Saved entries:
"""

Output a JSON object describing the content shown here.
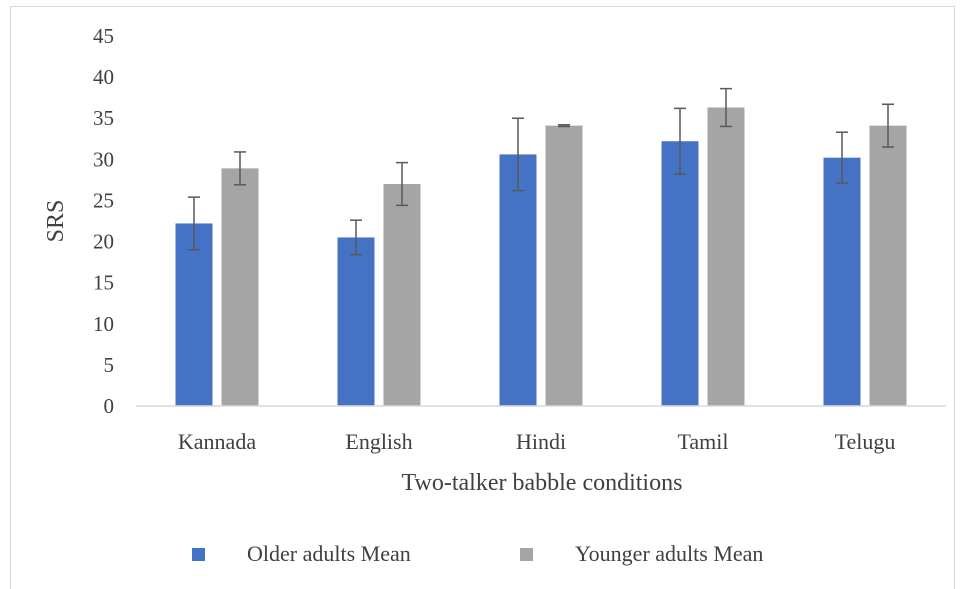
{
  "chart_data": {
    "type": "bar",
    "title": "",
    "xlabel": "Two-talker babble conditions",
    "ylabel": "SRS",
    "ylim": [
      0,
      45
    ],
    "ytick_step": 5,
    "yticks": [
      "0",
      "5",
      "10",
      "15",
      "20",
      "25",
      "30",
      "35",
      "40",
      "45"
    ],
    "categories": [
      "Kannada",
      "English",
      "Hindi",
      "Tamil",
      "Telugu"
    ],
    "grid": false,
    "legend_position": "bottom",
    "error_bars": true,
    "series": [
      {
        "name": "Older adults Mean",
        "color": "#4472c4",
        "values": [
          22.2,
          20.5,
          30.6,
          32.2,
          30.2
        ],
        "errors": [
          3.2,
          2.1,
          4.4,
          4.0,
          3.1
        ]
      },
      {
        "name": "Younger adults Mean",
        "color": "#a5a5a5",
        "values": [
          28.9,
          27.0,
          34.1,
          36.3,
          34.1
        ],
        "errors": [
          2.0,
          2.6,
          0.1,
          2.3,
          2.6
        ]
      }
    ]
  }
}
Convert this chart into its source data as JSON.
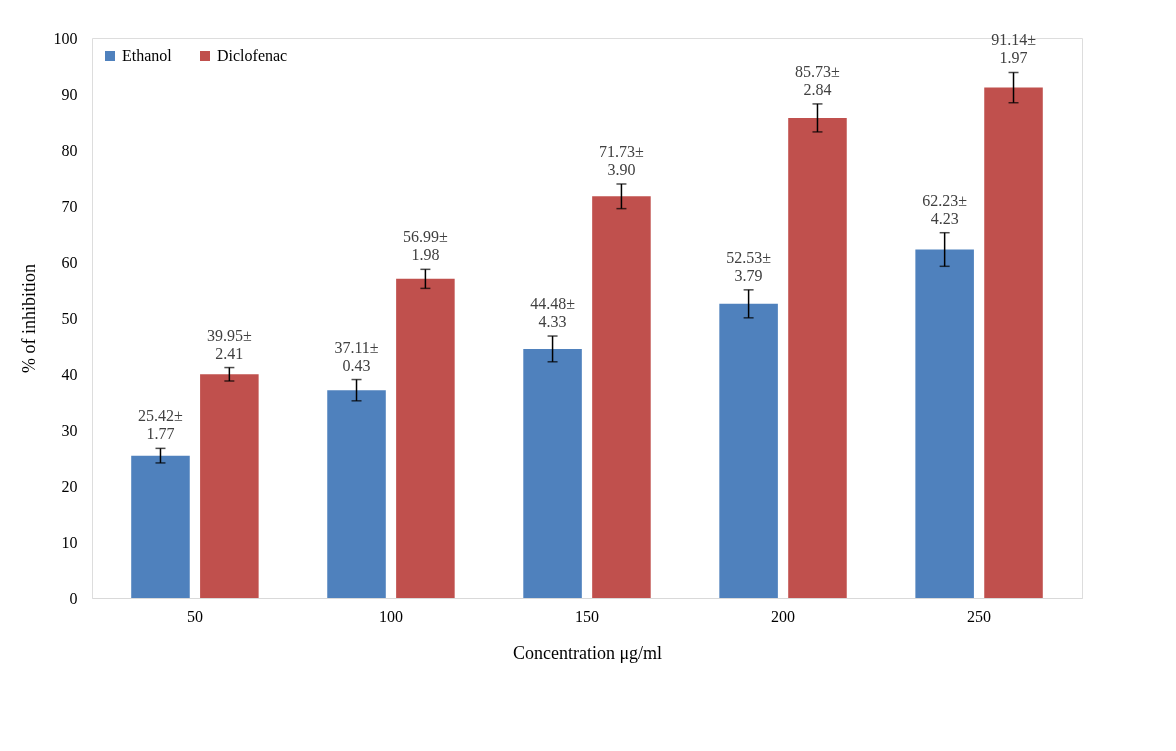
{
  "chart_data": {
    "type": "bar",
    "xlabel": "Concentration μg/ml",
    "ylabel": "% of inhibition",
    "categories": [
      "50",
      "100",
      "150",
      "200",
      "250"
    ],
    "series": [
      {
        "name": "Ethanol",
        "color": "#4f81bd",
        "values": [
          25.42,
          37.11,
          44.48,
          52.53,
          62.23
        ],
        "errors": [
          1.3,
          1.9,
          2.3,
          2.5,
          3.0
        ],
        "value_labels": [
          "25.42±\n1.77",
          "37.11±\n0.43",
          "44.48±\n4.33",
          "52.53±\n3.79",
          "62.23±\n4.23"
        ]
      },
      {
        "name": "Diclofenac",
        "color": "#c0504d",
        "values": [
          39.95,
          56.99,
          71.73,
          85.73,
          91.14
        ],
        "errors": [
          1.2,
          1.7,
          2.2,
          2.5,
          2.7
        ],
        "value_labels": [
          "39.95±\n2.41",
          "56.99±\n1.98",
          "71.73±\n3.90",
          "85.73±\n2.84",
          "91.14±\n1.97"
        ]
      }
    ],
    "ylim": [
      0,
      100
    ],
    "yticks": [
      0,
      10,
      20,
      30,
      40,
      50,
      60,
      70,
      80,
      90,
      100
    ],
    "grid": false,
    "legend": "top left"
  }
}
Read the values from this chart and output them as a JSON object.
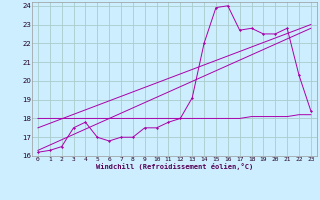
{
  "xlabel": "Windchill (Refroidissement éolien,°C)",
  "bg_color": "#cceeff",
  "grid_color": "#aacccc",
  "line_color": "#aa00aa",
  "xlim": [
    -0.5,
    23.5
  ],
  "ylim": [
    16,
    24.2
  ],
  "yticks": [
    16,
    17,
    18,
    19,
    20,
    21,
    22,
    23,
    24
  ],
  "xticks": [
    0,
    1,
    2,
    3,
    4,
    5,
    6,
    7,
    8,
    9,
    10,
    11,
    12,
    13,
    14,
    15,
    16,
    17,
    18,
    19,
    20,
    21,
    22,
    23
  ],
  "line1_x": [
    0,
    1,
    2,
    3,
    4,
    5,
    6,
    7,
    8,
    9,
    10,
    11,
    12,
    13,
    14,
    15,
    16,
    17,
    18,
    19,
    20,
    21,
    22,
    23
  ],
  "line1_y": [
    16.2,
    16.3,
    16.5,
    17.5,
    17.8,
    17.0,
    16.8,
    17.0,
    17.0,
    17.5,
    17.5,
    17.8,
    18.0,
    19.1,
    22.0,
    23.9,
    24.0,
    22.7,
    22.8,
    22.5,
    22.5,
    22.8,
    20.3,
    18.4
  ],
  "line2_x": [
    0,
    1,
    2,
    3,
    4,
    5,
    6,
    7,
    8,
    9,
    10,
    11,
    12,
    13,
    14,
    15,
    16,
    17,
    18,
    19,
    20,
    21,
    22,
    23
  ],
  "line2_y": [
    18.0,
    18.0,
    18.0,
    18.0,
    18.0,
    18.0,
    18.0,
    18.0,
    18.0,
    18.0,
    18.0,
    18.0,
    18.0,
    18.0,
    18.0,
    18.0,
    18.0,
    18.0,
    18.1,
    18.1,
    18.1,
    18.1,
    18.2,
    18.2
  ],
  "line3_x": [
    0,
    23
  ],
  "line3_y": [
    16.3,
    22.8
  ],
  "line4_x": [
    0,
    23
  ],
  "line4_y": [
    17.5,
    23.0
  ]
}
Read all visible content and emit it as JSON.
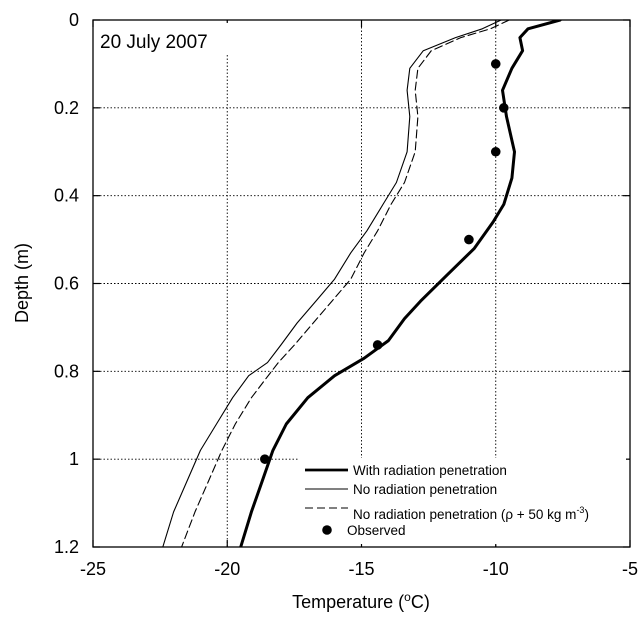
{
  "chart_data": {
    "type": "line",
    "annotation": "20 July 2007",
    "xlabel": "Temperature (",
    "xlabel_sup": "o",
    "xlabel_end": "C)",
    "ylabel": "Depth (m)",
    "xlim": [
      -25,
      -5
    ],
    "ylim": [
      0,
      1.2
    ],
    "y_inverted": true,
    "x_ticks": [
      -25,
      -20,
      -15,
      -10,
      -5
    ],
    "y_ticks": [
      0,
      0.2,
      0.4,
      0.6,
      0.8,
      1,
      1.2
    ],
    "x_tick_labels": [
      "-25",
      "-20",
      "-15",
      "-10",
      "-5"
    ],
    "y_tick_labels": [
      "0",
      "0.2",
      "0.4",
      "0.6",
      "0.8",
      "1",
      "1.2"
    ],
    "grid": true,
    "legend_position": "bottom-right",
    "legend": {
      "with_radiation": "With radiation penetration",
      "no_radiation": "No radiation penetration",
      "no_radiation_rho_prefix": "No radiation penetration (ρ + 50 kg m",
      "no_radiation_rho_sup": "-3",
      "no_radiation_rho_suffix": ")",
      "observed": "Observed"
    },
    "series": [
      {
        "name": "With radiation penetration",
        "style": "thick-solid",
        "points": [
          [
            -7.6,
            0.0
          ],
          [
            -8.8,
            0.02
          ],
          [
            -9.1,
            0.04
          ],
          [
            -9.0,
            0.07
          ],
          [
            -9.4,
            0.11
          ],
          [
            -9.75,
            0.16
          ],
          [
            -9.6,
            0.22
          ],
          [
            -9.3,
            0.3
          ],
          [
            -9.4,
            0.36
          ],
          [
            -9.7,
            0.42
          ],
          [
            -10.1,
            0.46
          ],
          [
            -10.8,
            0.52
          ],
          [
            -11.8,
            0.58
          ],
          [
            -12.8,
            0.64
          ],
          [
            -13.4,
            0.68
          ],
          [
            -14.0,
            0.73
          ],
          [
            -14.9,
            0.77
          ],
          [
            -16.0,
            0.81
          ],
          [
            -17.0,
            0.86
          ],
          [
            -17.8,
            0.92
          ],
          [
            -18.3,
            0.98
          ],
          [
            -18.7,
            1.05
          ],
          [
            -19.1,
            1.12
          ],
          [
            -19.5,
            1.2
          ]
        ]
      },
      {
        "name": "No radiation penetration",
        "style": "thin-solid",
        "points": [
          [
            -9.8,
            0.0
          ],
          [
            -10.5,
            0.02
          ],
          [
            -11.5,
            0.04
          ],
          [
            -12.7,
            0.07
          ],
          [
            -13.2,
            0.11
          ],
          [
            -13.3,
            0.16
          ],
          [
            -13.2,
            0.22
          ],
          [
            -13.3,
            0.3
          ],
          [
            -13.7,
            0.37
          ],
          [
            -14.2,
            0.42
          ],
          [
            -14.8,
            0.48
          ],
          [
            -15.4,
            0.53
          ],
          [
            -16.0,
            0.59
          ],
          [
            -16.7,
            0.64
          ],
          [
            -17.4,
            0.69
          ],
          [
            -18.0,
            0.74
          ],
          [
            -18.5,
            0.78
          ],
          [
            -19.2,
            0.81
          ],
          [
            -19.8,
            0.86
          ],
          [
            -20.4,
            0.92
          ],
          [
            -21.0,
            0.98
          ],
          [
            -21.5,
            1.05
          ],
          [
            -22.0,
            1.12
          ],
          [
            -22.4,
            1.2
          ]
        ]
      },
      {
        "name": "No radiation penetration (ρ + 50 kg m-3)",
        "style": "dashed",
        "points": [
          [
            -9.5,
            0.0
          ],
          [
            -10.2,
            0.02
          ],
          [
            -11.3,
            0.04
          ],
          [
            -12.4,
            0.07
          ],
          [
            -12.9,
            0.11
          ],
          [
            -13.0,
            0.16
          ],
          [
            -12.9,
            0.22
          ],
          [
            -13.0,
            0.3
          ],
          [
            -13.4,
            0.37
          ],
          [
            -13.9,
            0.42
          ],
          [
            -14.4,
            0.48
          ],
          [
            -14.9,
            0.53
          ],
          [
            -15.4,
            0.59
          ],
          [
            -16.1,
            0.64
          ],
          [
            -16.8,
            0.69
          ],
          [
            -17.5,
            0.74
          ],
          [
            -18.1,
            0.78
          ],
          [
            -18.6,
            0.82
          ],
          [
            -19.1,
            0.86
          ],
          [
            -19.7,
            0.92
          ],
          [
            -20.2,
            0.98
          ],
          [
            -20.7,
            1.05
          ],
          [
            -21.2,
            1.12
          ],
          [
            -21.7,
            1.2
          ]
        ]
      },
      {
        "name": "Observed",
        "style": "markers",
        "points": [
          [
            -10.0,
            0.1
          ],
          [
            -9.7,
            0.2
          ],
          [
            -10.0,
            0.3
          ],
          [
            -11.0,
            0.5
          ],
          [
            -14.4,
            0.74
          ],
          [
            -18.6,
            1.0
          ]
        ]
      }
    ]
  }
}
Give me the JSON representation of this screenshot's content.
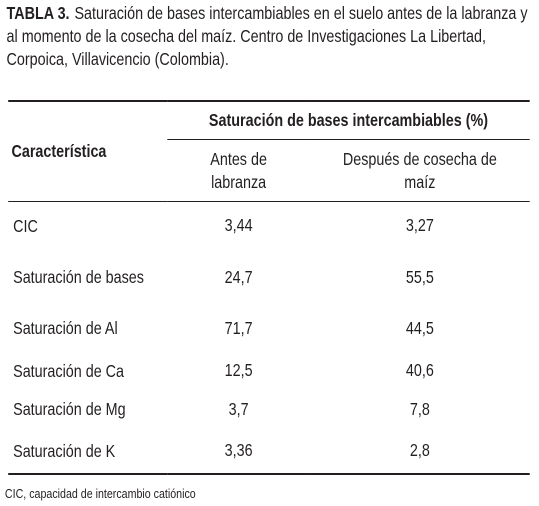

"""

### [SET TASK]
Check each line of the records for "name" and copy the ones that contain it.

### [WRITTEN REPLY]
        "name": "Older adults Mean",
        "name": "Younger adults Mean",
        "name": "Ethanol",
        "name": "Diclofenac",
        "name": "With radiation penetration",
        "name": "No radiation penetration",
        "name": "No radiation penetration (ρ + 50 kg m-3)",
        "name": "Observed",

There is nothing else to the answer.